## YOUR TASK
Copy each line with the word "Lemon" in it.

___ RECORD SET

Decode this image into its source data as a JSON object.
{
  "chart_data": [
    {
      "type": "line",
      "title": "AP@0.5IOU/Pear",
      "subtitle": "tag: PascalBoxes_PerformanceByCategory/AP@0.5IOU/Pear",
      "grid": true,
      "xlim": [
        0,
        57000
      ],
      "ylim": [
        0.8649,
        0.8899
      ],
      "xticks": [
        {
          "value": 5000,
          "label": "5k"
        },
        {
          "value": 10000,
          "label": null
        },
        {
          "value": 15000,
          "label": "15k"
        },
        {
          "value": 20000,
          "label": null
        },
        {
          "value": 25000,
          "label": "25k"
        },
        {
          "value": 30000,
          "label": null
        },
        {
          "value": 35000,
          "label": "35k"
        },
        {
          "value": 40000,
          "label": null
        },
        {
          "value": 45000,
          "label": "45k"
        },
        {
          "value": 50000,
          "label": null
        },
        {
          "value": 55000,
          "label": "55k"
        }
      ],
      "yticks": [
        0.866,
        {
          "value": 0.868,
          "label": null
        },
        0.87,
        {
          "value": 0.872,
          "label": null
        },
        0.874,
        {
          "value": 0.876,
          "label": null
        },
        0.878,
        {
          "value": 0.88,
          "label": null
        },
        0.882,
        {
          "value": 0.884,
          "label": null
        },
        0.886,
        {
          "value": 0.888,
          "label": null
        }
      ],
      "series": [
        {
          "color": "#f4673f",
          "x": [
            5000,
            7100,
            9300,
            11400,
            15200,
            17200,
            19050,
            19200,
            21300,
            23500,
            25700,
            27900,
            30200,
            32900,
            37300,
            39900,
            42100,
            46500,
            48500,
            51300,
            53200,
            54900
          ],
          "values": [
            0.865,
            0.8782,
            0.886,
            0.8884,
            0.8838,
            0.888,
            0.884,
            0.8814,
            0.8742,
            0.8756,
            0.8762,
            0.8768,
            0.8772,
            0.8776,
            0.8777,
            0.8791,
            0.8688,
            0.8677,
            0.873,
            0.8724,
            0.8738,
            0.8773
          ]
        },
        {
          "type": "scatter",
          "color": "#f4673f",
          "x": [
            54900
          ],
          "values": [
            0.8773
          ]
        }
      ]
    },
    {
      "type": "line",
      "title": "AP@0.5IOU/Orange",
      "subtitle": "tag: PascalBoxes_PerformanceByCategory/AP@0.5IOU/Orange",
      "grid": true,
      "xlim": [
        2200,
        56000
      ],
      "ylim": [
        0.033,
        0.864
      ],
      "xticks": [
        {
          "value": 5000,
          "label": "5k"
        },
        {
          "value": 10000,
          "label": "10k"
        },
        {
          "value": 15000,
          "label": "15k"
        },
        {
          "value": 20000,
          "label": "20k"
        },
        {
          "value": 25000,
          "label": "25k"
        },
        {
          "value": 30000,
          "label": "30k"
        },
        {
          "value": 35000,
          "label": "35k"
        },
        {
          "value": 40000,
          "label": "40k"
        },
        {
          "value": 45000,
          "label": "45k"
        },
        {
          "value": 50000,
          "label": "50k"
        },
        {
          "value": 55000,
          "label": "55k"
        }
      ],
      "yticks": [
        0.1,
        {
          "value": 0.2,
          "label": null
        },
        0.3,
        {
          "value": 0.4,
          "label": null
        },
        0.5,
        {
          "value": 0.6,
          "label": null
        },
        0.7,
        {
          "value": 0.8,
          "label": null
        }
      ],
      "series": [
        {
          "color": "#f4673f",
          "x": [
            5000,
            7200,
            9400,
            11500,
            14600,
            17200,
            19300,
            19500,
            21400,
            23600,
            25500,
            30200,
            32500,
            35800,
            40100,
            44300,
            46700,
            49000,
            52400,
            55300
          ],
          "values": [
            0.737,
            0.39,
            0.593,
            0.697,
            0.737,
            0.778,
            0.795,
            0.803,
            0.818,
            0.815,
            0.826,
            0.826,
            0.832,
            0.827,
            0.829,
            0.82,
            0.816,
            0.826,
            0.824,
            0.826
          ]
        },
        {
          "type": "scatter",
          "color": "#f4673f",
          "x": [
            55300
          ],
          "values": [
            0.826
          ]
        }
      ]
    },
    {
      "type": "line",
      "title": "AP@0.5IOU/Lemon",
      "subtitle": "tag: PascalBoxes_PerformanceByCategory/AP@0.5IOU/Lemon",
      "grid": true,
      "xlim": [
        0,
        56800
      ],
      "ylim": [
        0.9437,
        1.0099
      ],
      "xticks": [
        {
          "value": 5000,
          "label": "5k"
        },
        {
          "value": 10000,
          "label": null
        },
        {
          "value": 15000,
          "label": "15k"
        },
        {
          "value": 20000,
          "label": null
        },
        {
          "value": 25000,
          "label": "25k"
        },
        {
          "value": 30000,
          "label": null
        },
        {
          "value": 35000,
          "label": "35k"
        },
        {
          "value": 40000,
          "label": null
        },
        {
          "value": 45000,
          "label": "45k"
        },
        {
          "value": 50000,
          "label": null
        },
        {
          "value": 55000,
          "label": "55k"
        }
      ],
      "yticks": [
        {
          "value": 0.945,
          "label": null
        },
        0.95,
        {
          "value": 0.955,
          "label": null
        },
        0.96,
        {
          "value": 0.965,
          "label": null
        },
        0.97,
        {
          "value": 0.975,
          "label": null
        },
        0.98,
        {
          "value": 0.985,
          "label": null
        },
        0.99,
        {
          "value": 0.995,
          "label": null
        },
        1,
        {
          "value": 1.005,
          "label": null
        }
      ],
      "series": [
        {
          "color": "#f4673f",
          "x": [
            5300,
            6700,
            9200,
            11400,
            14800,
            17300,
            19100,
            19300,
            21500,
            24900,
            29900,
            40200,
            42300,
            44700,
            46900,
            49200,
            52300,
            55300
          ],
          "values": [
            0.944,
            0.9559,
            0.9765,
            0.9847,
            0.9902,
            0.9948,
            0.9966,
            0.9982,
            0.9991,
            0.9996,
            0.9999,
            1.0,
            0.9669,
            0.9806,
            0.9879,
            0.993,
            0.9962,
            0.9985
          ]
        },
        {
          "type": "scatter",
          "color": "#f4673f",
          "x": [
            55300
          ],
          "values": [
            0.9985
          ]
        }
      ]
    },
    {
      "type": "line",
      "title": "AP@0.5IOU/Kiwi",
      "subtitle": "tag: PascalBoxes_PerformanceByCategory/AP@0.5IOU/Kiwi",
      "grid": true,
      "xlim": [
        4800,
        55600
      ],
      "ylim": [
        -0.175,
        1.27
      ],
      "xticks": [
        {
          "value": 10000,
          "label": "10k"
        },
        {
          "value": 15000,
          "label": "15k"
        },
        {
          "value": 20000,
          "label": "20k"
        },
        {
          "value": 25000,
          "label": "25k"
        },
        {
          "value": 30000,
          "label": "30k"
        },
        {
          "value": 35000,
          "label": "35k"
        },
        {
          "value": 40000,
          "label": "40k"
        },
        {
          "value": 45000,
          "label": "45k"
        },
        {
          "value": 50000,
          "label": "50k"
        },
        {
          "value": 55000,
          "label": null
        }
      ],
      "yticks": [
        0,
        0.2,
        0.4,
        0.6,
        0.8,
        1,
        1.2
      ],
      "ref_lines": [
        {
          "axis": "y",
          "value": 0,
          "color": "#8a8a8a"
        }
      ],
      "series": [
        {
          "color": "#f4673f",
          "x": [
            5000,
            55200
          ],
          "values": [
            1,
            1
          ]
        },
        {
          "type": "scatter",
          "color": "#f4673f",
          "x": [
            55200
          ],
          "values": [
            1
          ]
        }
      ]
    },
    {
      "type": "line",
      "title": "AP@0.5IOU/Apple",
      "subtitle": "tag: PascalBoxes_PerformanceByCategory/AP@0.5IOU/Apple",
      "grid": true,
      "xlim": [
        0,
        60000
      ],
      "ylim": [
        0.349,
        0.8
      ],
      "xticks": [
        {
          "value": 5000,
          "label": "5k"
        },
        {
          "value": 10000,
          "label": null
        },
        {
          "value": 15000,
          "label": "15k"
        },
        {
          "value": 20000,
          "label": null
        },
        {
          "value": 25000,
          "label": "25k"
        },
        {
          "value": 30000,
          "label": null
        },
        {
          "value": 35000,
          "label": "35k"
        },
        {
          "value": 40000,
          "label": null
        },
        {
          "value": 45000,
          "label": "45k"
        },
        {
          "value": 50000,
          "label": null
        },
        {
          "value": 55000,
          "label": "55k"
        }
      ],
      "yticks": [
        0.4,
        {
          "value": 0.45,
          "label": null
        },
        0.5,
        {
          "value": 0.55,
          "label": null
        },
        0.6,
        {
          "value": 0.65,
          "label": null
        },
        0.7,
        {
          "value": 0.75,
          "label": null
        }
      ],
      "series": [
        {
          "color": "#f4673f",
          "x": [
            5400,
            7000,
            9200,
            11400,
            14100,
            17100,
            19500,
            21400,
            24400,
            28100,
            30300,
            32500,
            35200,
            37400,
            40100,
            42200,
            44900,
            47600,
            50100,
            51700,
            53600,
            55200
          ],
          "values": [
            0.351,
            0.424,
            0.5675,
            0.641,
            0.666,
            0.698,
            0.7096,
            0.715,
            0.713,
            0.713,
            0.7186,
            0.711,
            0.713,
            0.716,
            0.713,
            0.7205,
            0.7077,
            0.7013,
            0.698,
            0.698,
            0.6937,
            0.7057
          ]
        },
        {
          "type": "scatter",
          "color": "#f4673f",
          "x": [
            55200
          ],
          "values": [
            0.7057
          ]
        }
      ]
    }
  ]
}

______

## EXPECTED ANSWER
      "title": "AP@0.5IOU/Lemon",
      "subtitle": "tag: PascalBoxes_PerformanceByCategory/AP@0.5IOU/Lemon",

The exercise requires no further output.